* Collected data:

◆ ◆ ◆ ◆

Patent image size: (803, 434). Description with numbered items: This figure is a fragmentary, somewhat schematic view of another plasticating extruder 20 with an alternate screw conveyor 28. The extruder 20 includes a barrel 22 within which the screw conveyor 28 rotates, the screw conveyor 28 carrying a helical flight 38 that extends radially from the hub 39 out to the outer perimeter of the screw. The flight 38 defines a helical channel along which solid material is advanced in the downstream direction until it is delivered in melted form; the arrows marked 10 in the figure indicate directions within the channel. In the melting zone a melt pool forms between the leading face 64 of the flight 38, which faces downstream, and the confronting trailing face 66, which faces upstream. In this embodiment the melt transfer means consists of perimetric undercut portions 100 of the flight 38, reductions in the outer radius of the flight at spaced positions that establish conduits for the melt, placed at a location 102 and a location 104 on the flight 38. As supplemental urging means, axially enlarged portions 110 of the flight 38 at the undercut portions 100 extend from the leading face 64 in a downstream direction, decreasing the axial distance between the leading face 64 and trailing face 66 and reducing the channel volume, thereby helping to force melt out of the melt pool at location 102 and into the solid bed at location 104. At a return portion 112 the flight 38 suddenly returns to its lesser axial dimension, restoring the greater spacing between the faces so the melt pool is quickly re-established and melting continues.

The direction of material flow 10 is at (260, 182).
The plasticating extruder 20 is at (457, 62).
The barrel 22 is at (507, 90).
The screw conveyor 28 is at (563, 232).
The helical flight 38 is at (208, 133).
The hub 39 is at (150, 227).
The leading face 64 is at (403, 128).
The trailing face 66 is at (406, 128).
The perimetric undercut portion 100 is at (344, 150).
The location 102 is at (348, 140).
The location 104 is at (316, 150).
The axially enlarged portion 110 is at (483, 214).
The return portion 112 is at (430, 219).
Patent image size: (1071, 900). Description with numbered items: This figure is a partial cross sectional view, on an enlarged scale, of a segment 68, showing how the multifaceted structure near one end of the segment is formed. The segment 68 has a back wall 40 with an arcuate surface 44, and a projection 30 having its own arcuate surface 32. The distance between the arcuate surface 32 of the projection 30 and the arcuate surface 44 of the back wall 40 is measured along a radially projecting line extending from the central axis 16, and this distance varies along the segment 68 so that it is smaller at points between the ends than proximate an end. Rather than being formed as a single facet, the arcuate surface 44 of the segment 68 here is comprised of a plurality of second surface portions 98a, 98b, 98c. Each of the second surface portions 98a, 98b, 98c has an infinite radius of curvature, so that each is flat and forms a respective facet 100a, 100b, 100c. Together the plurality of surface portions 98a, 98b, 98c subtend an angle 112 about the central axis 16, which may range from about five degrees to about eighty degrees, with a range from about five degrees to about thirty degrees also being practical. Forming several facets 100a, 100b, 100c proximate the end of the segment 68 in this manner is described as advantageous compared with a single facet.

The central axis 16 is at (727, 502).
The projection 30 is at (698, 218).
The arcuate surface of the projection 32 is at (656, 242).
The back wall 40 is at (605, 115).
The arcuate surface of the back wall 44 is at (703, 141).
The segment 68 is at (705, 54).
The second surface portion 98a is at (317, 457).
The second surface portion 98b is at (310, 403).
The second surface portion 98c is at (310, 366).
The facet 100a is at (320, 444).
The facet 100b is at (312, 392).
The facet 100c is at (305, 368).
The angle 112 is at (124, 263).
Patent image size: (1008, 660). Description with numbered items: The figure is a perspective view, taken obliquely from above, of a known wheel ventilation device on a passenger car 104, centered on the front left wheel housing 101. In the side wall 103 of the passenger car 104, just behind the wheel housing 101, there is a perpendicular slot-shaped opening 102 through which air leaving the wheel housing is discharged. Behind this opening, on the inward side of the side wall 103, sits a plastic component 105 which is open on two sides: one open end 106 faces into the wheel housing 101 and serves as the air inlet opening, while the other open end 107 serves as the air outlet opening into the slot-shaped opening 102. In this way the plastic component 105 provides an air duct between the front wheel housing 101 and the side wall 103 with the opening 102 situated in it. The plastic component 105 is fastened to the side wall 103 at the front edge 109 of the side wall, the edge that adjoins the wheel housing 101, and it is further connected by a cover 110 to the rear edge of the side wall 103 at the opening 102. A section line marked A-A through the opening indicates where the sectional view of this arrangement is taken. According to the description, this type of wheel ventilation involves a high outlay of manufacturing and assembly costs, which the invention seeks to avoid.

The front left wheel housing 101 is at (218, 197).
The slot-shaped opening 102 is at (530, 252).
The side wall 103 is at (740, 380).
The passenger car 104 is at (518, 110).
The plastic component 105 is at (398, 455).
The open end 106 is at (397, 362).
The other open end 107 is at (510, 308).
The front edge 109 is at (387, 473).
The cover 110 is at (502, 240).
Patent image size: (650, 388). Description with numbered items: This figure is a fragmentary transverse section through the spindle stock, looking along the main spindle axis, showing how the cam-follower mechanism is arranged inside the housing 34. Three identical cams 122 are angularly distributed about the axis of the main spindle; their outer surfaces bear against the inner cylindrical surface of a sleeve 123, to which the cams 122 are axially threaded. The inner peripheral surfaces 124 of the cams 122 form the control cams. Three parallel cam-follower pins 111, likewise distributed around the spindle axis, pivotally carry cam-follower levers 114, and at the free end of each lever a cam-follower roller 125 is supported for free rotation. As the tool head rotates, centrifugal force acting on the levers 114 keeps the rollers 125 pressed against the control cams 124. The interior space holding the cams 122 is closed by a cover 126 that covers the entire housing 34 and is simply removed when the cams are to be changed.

◆ ◆ ◆ ◆

* EXERCISE:
Render every line of all the rows above as a numbered list, omitting any blank lines.

* TASK OUTPUT:
1. Patent image size: (803, 434). Description with numbered items: This figure is a fragmentary, somewhat schematic view of another plasticating extruder 20 with an alternate screw conveyor 28. The extruder 20 includes a barrel 22 within which the screw conveyor 28 rotates, the screw conveyor 28 carrying a helical flight 38 that extends radially from the hub 39 out to the outer perimeter of the screw. The flight 38 defines a helical channel along which solid material is advanced in the downstream direction until it is delivered in melted form; the arrows marked 10 in the figure indicate directions within the channel. In the melting zone a melt pool forms between the leading face 64 of the flight 38, which faces downstream, and the confronting trailing face 66, which faces upstream. In this embodiment the melt transfer means consists of perimetric undercut portions 100 of the flight 38, reductions in the outer radius of the flight at spaced positions that establish conduits for the melt, placed at a location 102 and a location 104 on the flight 38. As supplemental urging means, axially enlarged portions 110 of the flight 38 at the undercut portions 100 extend from the leading face 64 in a downstream direction, decreasing the axial distance between the leading face 64 and trailing face 66 and reducing the channel volume, thereby helping to force melt out of the melt pool at location 102 and into the solid bed at location 104. At a return portion 112 the flight 38 suddenly returns to its lesser axial dimension, restoring the greater spacing between the faces so the melt pool is quickly re-established and melting continues.
2. The direction of material flow 10 is at (260, 182).
3. The plasticating extruder 20 is at (457, 62).
4. The barrel 22 is at (507, 90).
5. The screw conveyor 28 is at (563, 232).
6. The helical flight 38 is at (208, 133).
7. The hub 39 is at (150, 227).
8. The leading face 64 is at (403, 128).
9. The trailing face 66 is at (406, 128).
10. The perimetric undercut portion 100 is at (344, 150).
11. The location 102 is at (348, 140).
12. The location 104 is at (316, 150).
13. The axially enlarged portion 110 is at (483, 214).
14. The return portion 112 is at (430, 219).
15. Patent image size: (1071, 900). Description with numbered items: This figure is a partial cross sectional view, on an enlarged scale, of a segment 68, showing how the multifaceted structure near one end of the segment is formed. The segment 68 has a back wall 40 with an arcuate surface 44, and a projection 30 having its own arcuate surface 32. The distance between the arcuate surface 32 of the projection 30 and the arcuate surface 44 of the back wall 40 is measured along a radially projecting line extending from the central axis 16, and this distance varies along the segment 68 so that it is smaller at points between the ends than proximate an end. Rather than being formed as a single facet, the arcuate surface 44 of the segment 68 here is comprised of a plurality of second surface portions 98a, 98b, 98c. Each of the second surface portions 98a, 98b, 98c has an infinite radius of curvature, so that each is flat and forms a respective facet 100a, 100b, 100c. Together the plurality of surface portions 98a, 98b, 98c subtend an angle 112 about the central axis 16, which may range from about five degrees to about eighty degrees, with a range from about five degrees to about thirty degrees also being practical. Forming several facets 100a, 100b, 100c proximate the end of the segment 68 in this manner is described as advantageous compared with a single facet.
16. The central axis 16 is at (727, 502).
17. The projection 30 is at (698, 218).
18. The arcuate surface of the projection 32 is at (656, 242).
19. The back wall 40 is at (605, 115).
20. The arcuate surface of the back wall 44 is at (703, 141).
21. The segment 68 is at (705, 54).
22. The second surface portion 98a is at (317, 457).
23. The second surface portion 98b is at (310, 403).
24. The second surface portion 98c is at (310, 366).
25. The facet 100a is at (320, 444).
26. The facet 100b is at (312, 392).
27. The facet 100c is at (305, 368).
28. The angle 112 is at (124, 263).
29. Patent image size: (1008, 660). Description with numbered items: The figure is a perspective view, taken obliquely from above, of a known wheel ventilation device on a passenger car 104, centered on the front left wheel housing 101. In the side wall 103 of the passenger car 104, just behind the wheel housing 101, there is a perpendicular slot-shaped opening 102 through which air leaving the wheel housing is discharged. Behind this opening, on the inward side of the side wall 103, sits a plastic component 105 which is open on two sides: one open end 106 faces into the wheel housing 101 and serves as the air inlet opening, while the other open end 107 serves as the air outlet opening into the slot-shaped opening 102. In this way the plastic component 105 provides an air duct between the front wheel housing 101 and the side wall 103 with the opening 102 situated in it. The plastic component 105 is fastened to the side wall 103 at the front edge 109 of the side wall, the edge that adjoins the wheel housing 101, and it is further connected by a cover 110 to the rear edge of the side wall 103 at the opening 102. A section line marked A-A through the opening indicates where the sectional view of this arrangement is taken. According to the description, this type of wheel ventilation involves a high outlay of manufacturing and assembly costs, which the invention seeks to avoid.
30. The front left wheel housing 101 is at (218, 197).
31. The slot-shaped opening 102 is at (530, 252).
32. The side wall 103 is at (740, 380).
33. The passenger car 104 is at (518, 110).
34. The plastic component 105 is at (398, 455).
35. The open end 106 is at (397, 362).
36. The other open end 107 is at (510, 308).
37. The front edge 109 is at (387, 473).
38. The cover 110 is at (502, 240).
39. Patent image size: (650, 388). Description with numbered items: This figure is a fragmentary transverse section through the spindle stock, looking along the main spindle axis, showing how the cam-follower mechanism is arranged inside the housing 34. Three identical cams 122 are angularly distributed about the axis of the main spindle; their outer surfaces bear against the inner cylindrical surface of a sleeve 123, to which the cams 122 are axially threaded. The inner peripheral surfaces 124 of the cams 122 form the control cams. Three parallel cam-follower pins 111, likewise distributed around the spindle axis, pivotally carry cam-follower levers 114, and at the free end of each lever a cam-follower roller 125 is supported for free rotation. As the tool head rotates, centrifugal force acting on the levers 114 keeps the rollers 125 pressed against the control cams 124. The interior space holding the cams 122 is closed by a cover 126 that covers the entire housing 34 and is simply removed when the cams are to be changed.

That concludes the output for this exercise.